* What you need to do *
Output every line of the data below verbatim, omitting the pictures.
* * *
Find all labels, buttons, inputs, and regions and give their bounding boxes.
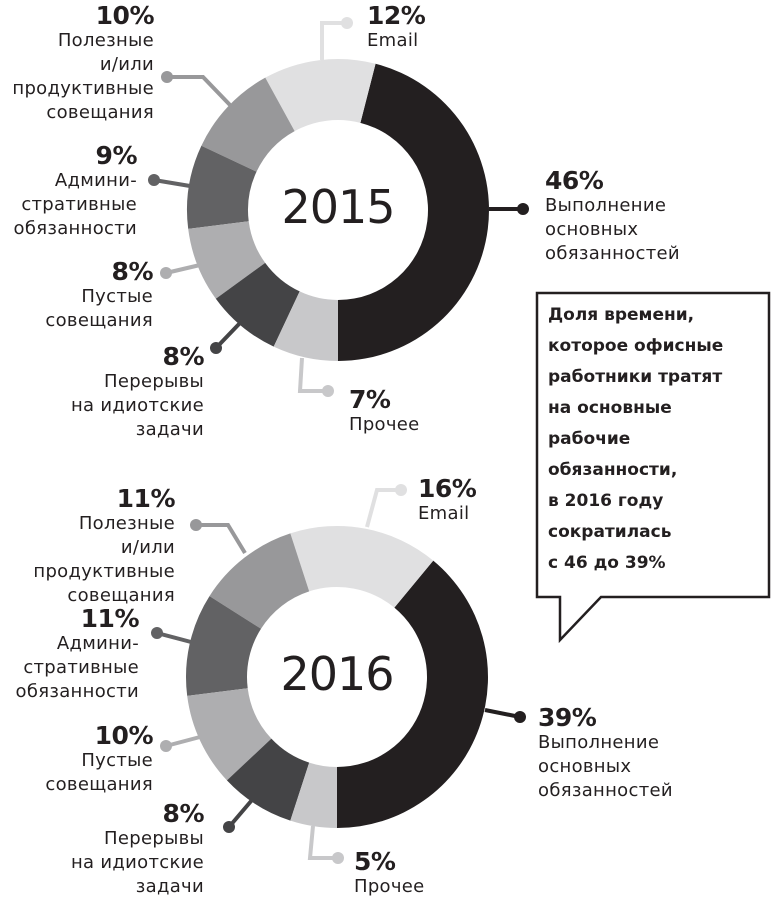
leader-email-2016 — [365, 488, 401, 528]
pct-breaks-2016: 8% — [162, 799, 205, 828]
donut-segment-email — [290, 526, 434, 608]
pct-main-2016: 39% — [538, 703, 597, 732]
pct-email-2016: 16% — [418, 474, 477, 503]
donut-segment-breaks — [226, 738, 310, 821]
name-useful-2015: Полезные и/или продуктивные совещания — [12, 30, 154, 123]
donut-segment-other — [273, 291, 338, 361]
name-email-2016: Email — [418, 503, 470, 524]
pct-empty-2015: 8% — [111, 257, 154, 286]
name-useful-2016: Полезные и/или продуктивные совещания — [33, 513, 175, 606]
name-admin-2015: Админи- стративные обязанности — [13, 170, 137, 239]
pct-admin-2016: 11% — [80, 604, 140, 633]
name-empty-2016: Пустые совещания — [45, 750, 153, 795]
donut-chart-2015 — [186, 59, 490, 361]
pct-email-2015: 12% — [367, 1, 426, 30]
year-label-2015: 2015 — [281, 180, 395, 234]
leader-useful-2016 — [196, 523, 247, 555]
pct-empty-2016: 10% — [94, 721, 154, 750]
label-email-2015: 12% Email — [367, 1, 426, 53]
name-other-2015: Прочее — [349, 414, 420, 435]
label-empty-2016: 10% Пустые совещания — [45, 722, 153, 797]
name-main-2015: Выполнение основных обязанностей — [545, 195, 680, 264]
pct-breaks-2015: 8% — [162, 342, 205, 371]
year-label-2016: 2016 — [280, 647, 394, 701]
pct-admin-2015: 9% — [95, 141, 138, 170]
donut-segment-useful — [201, 77, 295, 172]
donut-segment-main — [337, 560, 488, 828]
leader-useful-2015 — [167, 75, 232, 107]
pct-other-2016: 5% — [354, 847, 396, 876]
pct-other-2015: 7% — [349, 385, 391, 414]
pct-useful-2015: 10% — [95, 1, 155, 30]
label-main-2015: 46% Выполнение основных обязанностей — [545, 167, 680, 266]
label-useful-2016: 11% Полезные и/или продуктивные совещани… — [33, 485, 175, 608]
label-breaks-2016: 8% Перерывы на идиотские задачи — [70, 799, 205, 899]
callout-bubble — [535, 291, 771, 644]
label-main-2016: 39% Выполнение основных обязанностей — [538, 704, 673, 803]
donut-segment-other — [290, 762, 337, 828]
label-empty-2015: 8% Пустые совещания — [45, 258, 153, 333]
name-breaks-2016: Перерывы на идиотские задачи — [70, 828, 204, 897]
leaders-2015 — [148, 17, 529, 397]
donut-segment-main — [338, 63, 490, 361]
label-useful-2015: 10% Полезные и/или продуктивные совещани… — [12, 2, 154, 125]
name-breaks-2015: Перерывы на идиотские задачи — [70, 371, 204, 440]
name-email-2015: Email — [367, 30, 419, 51]
leaders-2016 — [151, 484, 526, 864]
label-admin-2015: 9% Админи- стративные обязанности — [13, 141, 138, 241]
pct-useful-2016: 11% — [116, 484, 176, 513]
leader-admin-2015 — [153, 178, 191, 188]
donut-chart-2016 — [185, 526, 488, 828]
donut-segment-breaks — [215, 262, 300, 347]
label-other-2016: 5% Прочее — [354, 848, 425, 899]
leader-email-2015 — [320, 21, 347, 60]
name-main-2016: Выполнение основных обязанностей — [538, 732, 673, 801]
label-email-2016: 16% Email — [418, 474, 477, 526]
label-other-2015: 7% Прочее — [349, 386, 420, 437]
name-empty-2015: Пустые совещания — [45, 286, 153, 331]
name-other-2016: Прочее — [354, 876, 425, 897]
name-admin-2016: Админи- стративные обязанности — [15, 633, 139, 702]
label-admin-2016: 11% Админи- стративные обязанности — [15, 604, 140, 704]
callout-text: Доля времени, которое офисные работники … — [548, 305, 724, 573]
donut-segment-email — [265, 59, 376, 132]
leader-other-2015 — [297, 357, 328, 393]
donut-segment-admin — [186, 145, 257, 229]
donut-segment-useful — [209, 533, 310, 629]
donut-segment-empty — [188, 221, 266, 299]
pct-main-2015: 46% — [545, 166, 604, 195]
donut-segment-admin — [185, 596, 262, 696]
leader-other-2016 — [307, 825, 338, 860]
label-breaks-2015: 8% Перерывы на идиотские задачи — [70, 342, 205, 442]
donut-segment-empty — [187, 688, 272, 781]
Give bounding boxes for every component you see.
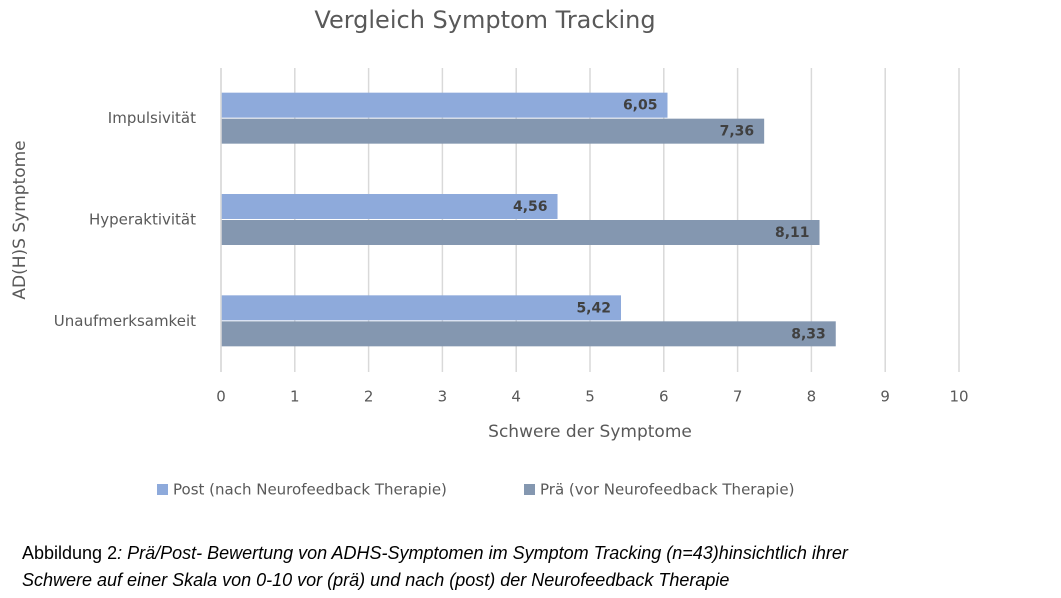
data-label: 7,36 bbox=[720, 124, 755, 140]
caption-label: Abbildung 2 bbox=[22, 543, 118, 563]
bar bbox=[221, 194, 558, 219]
data-label: 8,11 bbox=[775, 225, 810, 241]
data-label: 5,42 bbox=[576, 300, 611, 316]
y-tick-label: Unaufmerksamkeit bbox=[54, 312, 196, 330]
x-tick-label: 10 bbox=[949, 388, 968, 406]
x-tick-label: 5 bbox=[585, 388, 595, 406]
x-tick-label: 9 bbox=[880, 388, 890, 406]
data-label: 4,56 bbox=[513, 199, 548, 215]
y-tick-label: Hyperaktivität bbox=[89, 211, 196, 229]
caption-line: Abbildung 2: Prä/Post- Bewertung von ADH… bbox=[22, 540, 848, 567]
legend-swatch bbox=[524, 484, 535, 495]
data-label: 6,05 bbox=[623, 98, 658, 114]
x-axis-title: Schwere der Symptome bbox=[488, 422, 692, 442]
x-tick-label: 7 bbox=[733, 388, 743, 406]
x-tick-label: 1 bbox=[290, 388, 300, 406]
bar bbox=[221, 118, 765, 144]
legend-label: Prä (vor Neurofeedback Therapie) bbox=[540, 481, 794, 499]
bar bbox=[221, 220, 820, 245]
x-tick-label: 4 bbox=[511, 388, 521, 406]
bar bbox=[221, 295, 621, 321]
legend-label: Post (nach Neurofeedback Therapie) bbox=[173, 481, 447, 499]
x-tick-label: 0 bbox=[216, 388, 226, 406]
x-tick-label: 2 bbox=[364, 388, 374, 406]
y-tick-label: Impulsivität bbox=[108, 109, 196, 127]
legend-swatch bbox=[157, 484, 168, 495]
caption-text: : Prä/Post- Bewertung von ADHS-Symptomen… bbox=[117, 543, 848, 563]
caption: Abbildung 2: Prä/Post- Bewertung von ADH… bbox=[22, 540, 848, 594]
caption-line: Schwere auf einer Skala von 0-10 vor (pr… bbox=[22, 567, 848, 594]
data-label: 8,33 bbox=[791, 326, 826, 342]
chart: Vergleich Symptom Tracking Schwere der S… bbox=[10, 6, 969, 499]
x-tick-label: 6 bbox=[659, 388, 669, 406]
x-tick-label: 8 bbox=[807, 388, 817, 406]
caption-text: Schwere auf einer Skala von 0-10 vor (pr… bbox=[22, 570, 730, 590]
y-axis-title: AD(H)S Symptome bbox=[10, 140, 30, 299]
bar bbox=[221, 92, 668, 118]
bar bbox=[221, 321, 836, 347]
chart-title: Vergleich Symptom Tracking bbox=[314, 6, 655, 34]
x-tick-label: 3 bbox=[438, 388, 448, 406]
* * *
* Result for this task *
Find all labels, buttons, inputs, and regions and give their bounding boxes.
leader-email-2016 — [365, 488, 401, 528]
pct-breaks-2016: 8% — [162, 799, 205, 828]
donut-segment-email — [290, 526, 434, 608]
pct-main-2016: 39% — [538, 703, 597, 732]
pct-email-2016: 16% — [418, 474, 477, 503]
donut-segment-breaks — [226, 738, 310, 821]
name-useful-2015: Полезные и/или продуктивные совещания — [12, 30, 154, 123]
donut-segment-other — [273, 291, 338, 361]
name-email-2016: Email — [418, 503, 470, 524]
pct-empty-2015: 8% — [111, 257, 154, 286]
name-useful-2016: Полезные и/или продуктивные совещания — [33, 513, 175, 606]
name-admin-2015: Админи- стративные обязанности — [13, 170, 137, 239]
pct-admin-2016: 11% — [80, 604, 140, 633]
name-empty-2016: Пустые совещания — [45, 750, 153, 795]
donut-chart-2015 — [186, 59, 490, 361]
pct-email-2015: 12% — [367, 1, 426, 30]
year-label-2015: 2015 — [281, 180, 395, 234]
leader-useful-2016 — [196, 523, 247, 555]
pct-empty-2016: 10% — [94, 721, 154, 750]
label-email-2015: 12% Email — [367, 1, 426, 53]
name-other-2015: Прочее — [349, 414, 420, 435]
label-empty-2016: 10% Пустые совещания — [45, 722, 153, 797]
name-main-2015: Выполнение основных обязанностей — [545, 195, 680, 264]
pct-breaks-2015: 8% — [162, 342, 205, 371]
year-label-2016: 2016 — [280, 647, 394, 701]
pct-admin-2015: 9% — [95, 141, 138, 170]
donut-segment-useful — [201, 77, 295, 172]
donut-segment-main — [337, 560, 488, 828]
leader-useful-2015 — [167, 75, 232, 107]
pct-other-2016: 5% — [354, 847, 396, 876]
pct-other-2015: 7% — [349, 385, 391, 414]
pct-useful-2015: 10% — [95, 1, 155, 30]
label-main-2015: 46% Выполнение основных обязанностей — [545, 167, 680, 266]
label-useful-2016: 11% Полезные и/или продуктивные совещани… — [33, 485, 175, 608]
label-breaks-2016: 8% Перерывы на идиотские задачи — [70, 799, 205, 899]
callout-bubble — [535, 291, 771, 644]
label-main-2016: 39% Выполнение основных обязанностей — [538, 704, 673, 803]
donut-segment-other — [290, 762, 337, 828]
label-empty-2015: 8% Пустые совещания — [45, 258, 153, 333]
name-breaks-2016: Перерывы на идиотские задачи — [70, 828, 204, 897]
leaders-2015 — [148, 17, 529, 397]
donut-segment-main — [338, 63, 490, 361]
label-useful-2015: 10% Полезные и/или продуктивные совещани… — [12, 2, 154, 125]
name-breaks-2015: Перерывы на идиотские задачи — [70, 371, 204, 440]
name-email-2015: Email — [367, 30, 419, 51]
leaders-2016 — [151, 484, 526, 864]
label-admin-2015: 9% Админи- стративные обязанности — [13, 141, 138, 241]
pct-useful-2016: 11% — [116, 484, 176, 513]
leader-admin-2015 — [153, 178, 191, 188]
donut-chart-2016 — [185, 526, 488, 828]
donut-segment-breaks — [215, 262, 300, 347]
label-other-2016: 5% Прочее — [354, 848, 425, 899]
leader-email-2015 — [320, 21, 347, 60]
name-main-2016: Выполнение основных обязанностей — [538, 732, 673, 801]
label-email-2016: 16% Email — [418, 474, 477, 526]
label-other-2015: 7% Прочее — [349, 386, 420, 437]
name-empty-2015: Пустые совещания — [45, 286, 153, 331]
name-other-2016: Прочее — [354, 876, 425, 897]
name-admin-2016: Админи- стративные обязанности — [15, 633, 139, 702]
label-admin-2016: 11% Админи- стративные обязанности — [15, 604, 140, 704]
callout-text: Доля времени, которое офисные работники … — [548, 305, 724, 573]
donut-segment-email — [265, 59, 376, 132]
leader-other-2015 — [297, 357, 328, 393]
donut-segment-admin — [186, 145, 257, 229]
donut-segment-useful — [209, 533, 310, 629]
donut-segment-empty — [188, 221, 266, 299]
pct-main-2015: 46% — [545, 166, 604, 195]
donut-segment-admin — [185, 596, 262, 696]
leader-other-2016 — [307, 825, 338, 860]
label-breaks-2015: 8% Перерывы на идиотские задачи — [70, 342, 205, 442]
donut-segment-empty — [187, 688, 272, 781]
Give bounding boxes for every component you see.
data-label: 7,36 bbox=[720, 124, 755, 140]
caption-label: Abbildung 2 bbox=[22, 543, 118, 563]
bar bbox=[221, 194, 558, 219]
data-label: 8,11 bbox=[775, 225, 810, 241]
data-label: 5,42 bbox=[576, 300, 611, 316]
y-tick-label: Unaufmerksamkeit bbox=[54, 312, 196, 330]
x-tick-label: 10 bbox=[949, 388, 968, 406]
x-tick-label: 5 bbox=[585, 388, 595, 406]
x-tick-label: 9 bbox=[880, 388, 890, 406]
data-label: 4,56 bbox=[513, 199, 548, 215]
y-tick-label: Hyperaktivität bbox=[89, 211, 196, 229]
caption-line: Abbildung 2: Prä/Post- Bewertung von ADH… bbox=[22, 540, 848, 567]
legend-swatch bbox=[524, 484, 535, 495]
data-label: 6,05 bbox=[623, 98, 658, 114]
x-axis-title: Schwere der Symptome bbox=[488, 422, 692, 442]
x-tick-label: 7 bbox=[733, 388, 743, 406]
x-tick-label: 1 bbox=[290, 388, 300, 406]
bar bbox=[221, 118, 765, 144]
legend-label: Prä (vor Neurofeedback Therapie) bbox=[540, 481, 794, 499]
bar bbox=[221, 220, 820, 245]
x-tick-label: 4 bbox=[511, 388, 521, 406]
bar bbox=[221, 295, 621, 321]
legend-label: Post (nach Neurofeedback Therapie) bbox=[173, 481, 447, 499]
x-tick-label: 0 bbox=[216, 388, 226, 406]
x-tick-label: 2 bbox=[364, 388, 374, 406]
y-tick-label: Impulsivität bbox=[108, 109, 196, 127]
legend-swatch bbox=[157, 484, 168, 495]
caption-text: : Prä/Post- Bewertung von ADHS-Symptomen… bbox=[117, 543, 848, 563]
caption: Abbildung 2: Prä/Post- Bewertung von ADH… bbox=[22, 540, 848, 594]
caption-line: Schwere auf einer Skala von 0-10 vor (pr… bbox=[22, 567, 848, 594]
data-label: 8,33 bbox=[791, 326, 826, 342]
chart: Vergleich Symptom Tracking Schwere der S… bbox=[10, 6, 969, 499]
x-tick-label: 6 bbox=[659, 388, 669, 406]
x-tick-label: 8 bbox=[807, 388, 817, 406]
caption-text: Schwere auf einer Skala von 0-10 vor (pr… bbox=[22, 570, 730, 590]
y-axis-title: AD(H)S Symptome bbox=[10, 140, 30, 299]
bar bbox=[221, 92, 668, 118]
bar bbox=[221, 321, 836, 347]
chart-title: Vergleich Symptom Tracking bbox=[314, 6, 655, 34]
x-tick-label: 3 bbox=[438, 388, 448, 406]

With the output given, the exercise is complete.